### Exercice 1
D'après l'extrait de page, en quelle année le dernier pensionnat autochtone du pays a-t-il fermé ?

UTEI – Récit d’un survivant : Briller comme l’étoile du matin

UTEI – Récit d’un survivant : Briller comme l’étoile du matin

Pendant des décennies, de la fin des années 1800 jusqu’en 1996, quand le dernier pensionnat autochtone a fermé au pays, nous avons collectivement refusé d’entendre les témoignages des survivants. Pendant des années, des membres des Premières Nations ont souffert, en intériorisant la violence contre leur peuple, leur culture, leur identité et même leur humanité ; jusqu’à il n’y a pas si longtemps, leurs histoires nous paraissaient lointaines, sans visages et sans noms. Mais depuis quelque temps, un changement s’opère, on s’indigne de plus en plus des mauvais traitements subis, on se scandalise de la découverte de tombes d’enfants, disparus, mais jamais oubliés par leur famille à qui ils avaient été enlevés.

### Rangées fournies
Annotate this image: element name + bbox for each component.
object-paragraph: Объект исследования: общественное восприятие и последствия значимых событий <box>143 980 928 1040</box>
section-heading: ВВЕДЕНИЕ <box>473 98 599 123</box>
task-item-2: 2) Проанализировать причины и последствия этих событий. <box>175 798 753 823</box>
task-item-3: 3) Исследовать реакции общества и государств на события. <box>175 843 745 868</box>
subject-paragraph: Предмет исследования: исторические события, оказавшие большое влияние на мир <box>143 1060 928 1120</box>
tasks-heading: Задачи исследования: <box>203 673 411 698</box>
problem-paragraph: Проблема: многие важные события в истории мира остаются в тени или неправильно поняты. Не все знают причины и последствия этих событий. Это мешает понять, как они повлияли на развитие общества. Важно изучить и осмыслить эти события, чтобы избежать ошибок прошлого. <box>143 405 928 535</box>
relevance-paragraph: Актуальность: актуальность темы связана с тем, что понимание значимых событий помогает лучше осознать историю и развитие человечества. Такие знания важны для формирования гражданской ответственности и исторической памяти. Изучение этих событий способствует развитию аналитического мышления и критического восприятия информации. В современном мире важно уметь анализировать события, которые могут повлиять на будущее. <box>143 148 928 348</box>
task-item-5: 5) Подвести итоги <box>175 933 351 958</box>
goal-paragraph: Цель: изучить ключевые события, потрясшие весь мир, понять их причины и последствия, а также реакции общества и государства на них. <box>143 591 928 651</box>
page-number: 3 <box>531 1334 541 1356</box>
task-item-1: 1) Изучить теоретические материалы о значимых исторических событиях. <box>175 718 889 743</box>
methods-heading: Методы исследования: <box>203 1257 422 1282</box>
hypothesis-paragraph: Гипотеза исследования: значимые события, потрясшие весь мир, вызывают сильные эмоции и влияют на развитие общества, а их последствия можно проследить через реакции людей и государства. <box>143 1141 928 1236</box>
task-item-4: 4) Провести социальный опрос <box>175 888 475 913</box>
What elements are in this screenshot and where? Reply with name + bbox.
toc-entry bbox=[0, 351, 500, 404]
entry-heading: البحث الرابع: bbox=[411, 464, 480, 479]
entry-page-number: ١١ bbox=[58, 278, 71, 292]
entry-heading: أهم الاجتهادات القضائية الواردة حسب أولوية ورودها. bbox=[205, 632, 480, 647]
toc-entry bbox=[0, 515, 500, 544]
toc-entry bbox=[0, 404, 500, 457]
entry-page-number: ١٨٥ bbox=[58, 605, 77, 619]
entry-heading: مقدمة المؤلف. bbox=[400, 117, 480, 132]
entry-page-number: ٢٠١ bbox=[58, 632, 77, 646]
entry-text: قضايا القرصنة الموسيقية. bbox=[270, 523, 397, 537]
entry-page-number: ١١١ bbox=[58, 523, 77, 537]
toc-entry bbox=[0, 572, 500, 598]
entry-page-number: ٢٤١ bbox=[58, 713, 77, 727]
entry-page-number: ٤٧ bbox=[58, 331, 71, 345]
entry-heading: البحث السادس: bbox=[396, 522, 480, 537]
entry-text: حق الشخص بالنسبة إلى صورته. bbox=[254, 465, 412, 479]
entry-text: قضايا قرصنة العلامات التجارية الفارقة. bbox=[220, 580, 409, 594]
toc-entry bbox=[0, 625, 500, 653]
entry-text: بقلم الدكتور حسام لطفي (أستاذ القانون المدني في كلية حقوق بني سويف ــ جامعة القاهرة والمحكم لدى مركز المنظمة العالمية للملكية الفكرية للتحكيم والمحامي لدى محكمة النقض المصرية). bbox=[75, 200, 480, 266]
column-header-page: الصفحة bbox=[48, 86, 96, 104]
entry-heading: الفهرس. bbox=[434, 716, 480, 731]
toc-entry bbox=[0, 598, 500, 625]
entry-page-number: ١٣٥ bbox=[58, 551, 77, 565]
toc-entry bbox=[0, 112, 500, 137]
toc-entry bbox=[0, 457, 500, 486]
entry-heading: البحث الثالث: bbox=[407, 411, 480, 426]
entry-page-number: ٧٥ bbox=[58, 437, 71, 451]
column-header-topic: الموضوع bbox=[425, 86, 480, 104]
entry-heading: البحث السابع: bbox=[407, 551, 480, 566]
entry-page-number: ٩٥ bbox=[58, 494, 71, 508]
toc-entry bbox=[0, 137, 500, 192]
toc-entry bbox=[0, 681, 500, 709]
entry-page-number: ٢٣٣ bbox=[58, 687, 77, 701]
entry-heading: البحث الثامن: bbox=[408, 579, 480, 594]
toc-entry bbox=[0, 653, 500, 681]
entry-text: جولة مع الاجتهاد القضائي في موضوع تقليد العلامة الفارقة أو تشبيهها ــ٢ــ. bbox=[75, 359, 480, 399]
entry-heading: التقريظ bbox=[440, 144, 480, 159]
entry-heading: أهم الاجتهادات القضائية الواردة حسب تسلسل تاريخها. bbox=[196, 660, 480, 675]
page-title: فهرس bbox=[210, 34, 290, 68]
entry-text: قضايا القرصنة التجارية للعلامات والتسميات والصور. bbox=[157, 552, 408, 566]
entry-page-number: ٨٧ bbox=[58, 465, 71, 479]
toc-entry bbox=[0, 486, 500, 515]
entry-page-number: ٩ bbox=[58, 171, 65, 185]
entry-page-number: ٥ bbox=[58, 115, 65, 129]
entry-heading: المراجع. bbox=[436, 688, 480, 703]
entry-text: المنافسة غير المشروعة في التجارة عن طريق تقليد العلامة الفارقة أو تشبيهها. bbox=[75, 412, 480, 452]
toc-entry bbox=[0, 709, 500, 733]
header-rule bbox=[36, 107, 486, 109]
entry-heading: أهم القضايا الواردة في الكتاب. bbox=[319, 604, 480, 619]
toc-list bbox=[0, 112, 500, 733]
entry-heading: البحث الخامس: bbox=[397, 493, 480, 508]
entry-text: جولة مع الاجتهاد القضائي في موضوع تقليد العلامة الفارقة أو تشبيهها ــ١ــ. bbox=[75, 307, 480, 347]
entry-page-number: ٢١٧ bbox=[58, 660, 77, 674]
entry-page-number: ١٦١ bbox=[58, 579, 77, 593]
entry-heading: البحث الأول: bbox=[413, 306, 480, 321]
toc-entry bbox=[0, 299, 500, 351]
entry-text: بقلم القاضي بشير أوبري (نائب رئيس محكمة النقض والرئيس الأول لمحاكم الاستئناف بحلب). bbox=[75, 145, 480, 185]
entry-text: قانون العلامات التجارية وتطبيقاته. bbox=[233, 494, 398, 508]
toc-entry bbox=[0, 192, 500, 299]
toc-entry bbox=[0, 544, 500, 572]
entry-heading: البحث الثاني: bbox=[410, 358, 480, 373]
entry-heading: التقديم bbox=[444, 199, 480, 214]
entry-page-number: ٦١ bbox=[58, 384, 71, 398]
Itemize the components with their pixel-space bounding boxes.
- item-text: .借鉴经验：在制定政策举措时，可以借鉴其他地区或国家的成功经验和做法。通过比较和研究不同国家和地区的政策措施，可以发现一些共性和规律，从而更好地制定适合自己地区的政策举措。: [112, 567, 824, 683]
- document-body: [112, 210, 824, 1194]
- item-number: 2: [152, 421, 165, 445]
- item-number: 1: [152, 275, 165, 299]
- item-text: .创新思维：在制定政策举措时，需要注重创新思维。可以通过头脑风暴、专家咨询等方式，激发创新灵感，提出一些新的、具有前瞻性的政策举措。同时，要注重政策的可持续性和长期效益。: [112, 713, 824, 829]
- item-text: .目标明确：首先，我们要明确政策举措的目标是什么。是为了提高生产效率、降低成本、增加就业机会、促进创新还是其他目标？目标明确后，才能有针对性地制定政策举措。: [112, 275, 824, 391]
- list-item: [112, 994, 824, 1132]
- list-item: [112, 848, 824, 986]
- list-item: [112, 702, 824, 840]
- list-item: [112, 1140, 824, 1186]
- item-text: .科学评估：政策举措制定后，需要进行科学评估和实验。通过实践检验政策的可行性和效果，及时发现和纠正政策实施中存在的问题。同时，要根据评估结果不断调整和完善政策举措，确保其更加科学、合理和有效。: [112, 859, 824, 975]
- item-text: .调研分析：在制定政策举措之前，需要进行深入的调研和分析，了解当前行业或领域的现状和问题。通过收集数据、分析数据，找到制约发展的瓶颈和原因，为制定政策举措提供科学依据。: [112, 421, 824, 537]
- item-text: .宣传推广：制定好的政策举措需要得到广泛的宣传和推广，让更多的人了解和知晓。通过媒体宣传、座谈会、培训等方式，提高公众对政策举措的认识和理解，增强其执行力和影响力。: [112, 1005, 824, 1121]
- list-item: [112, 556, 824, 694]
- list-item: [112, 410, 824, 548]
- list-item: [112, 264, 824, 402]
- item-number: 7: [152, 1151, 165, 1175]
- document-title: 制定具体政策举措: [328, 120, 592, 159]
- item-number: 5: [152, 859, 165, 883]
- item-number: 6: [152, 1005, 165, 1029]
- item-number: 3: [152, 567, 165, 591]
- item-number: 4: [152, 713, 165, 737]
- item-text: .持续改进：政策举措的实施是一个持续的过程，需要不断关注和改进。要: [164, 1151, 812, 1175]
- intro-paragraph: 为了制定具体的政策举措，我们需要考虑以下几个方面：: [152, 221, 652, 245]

### Exercice 2
Citez fidèlement les rangées fournies, du début jusqu'à la ligne qui contient « section-heading: ВВЕДЕНИЕ <box>473 », celle-ci comprise.

### Réponse attendue 1
En 1996.

### Réponse attendue 2
Annotate this image: element name + bbox for each component.
object-paragraph: Объект исследования: общественное восприятие и последствия значимых событий <box>143 980 928 1040</box>
section-heading: ВВЕДЕНИЕ <box>473 98 599 123</box>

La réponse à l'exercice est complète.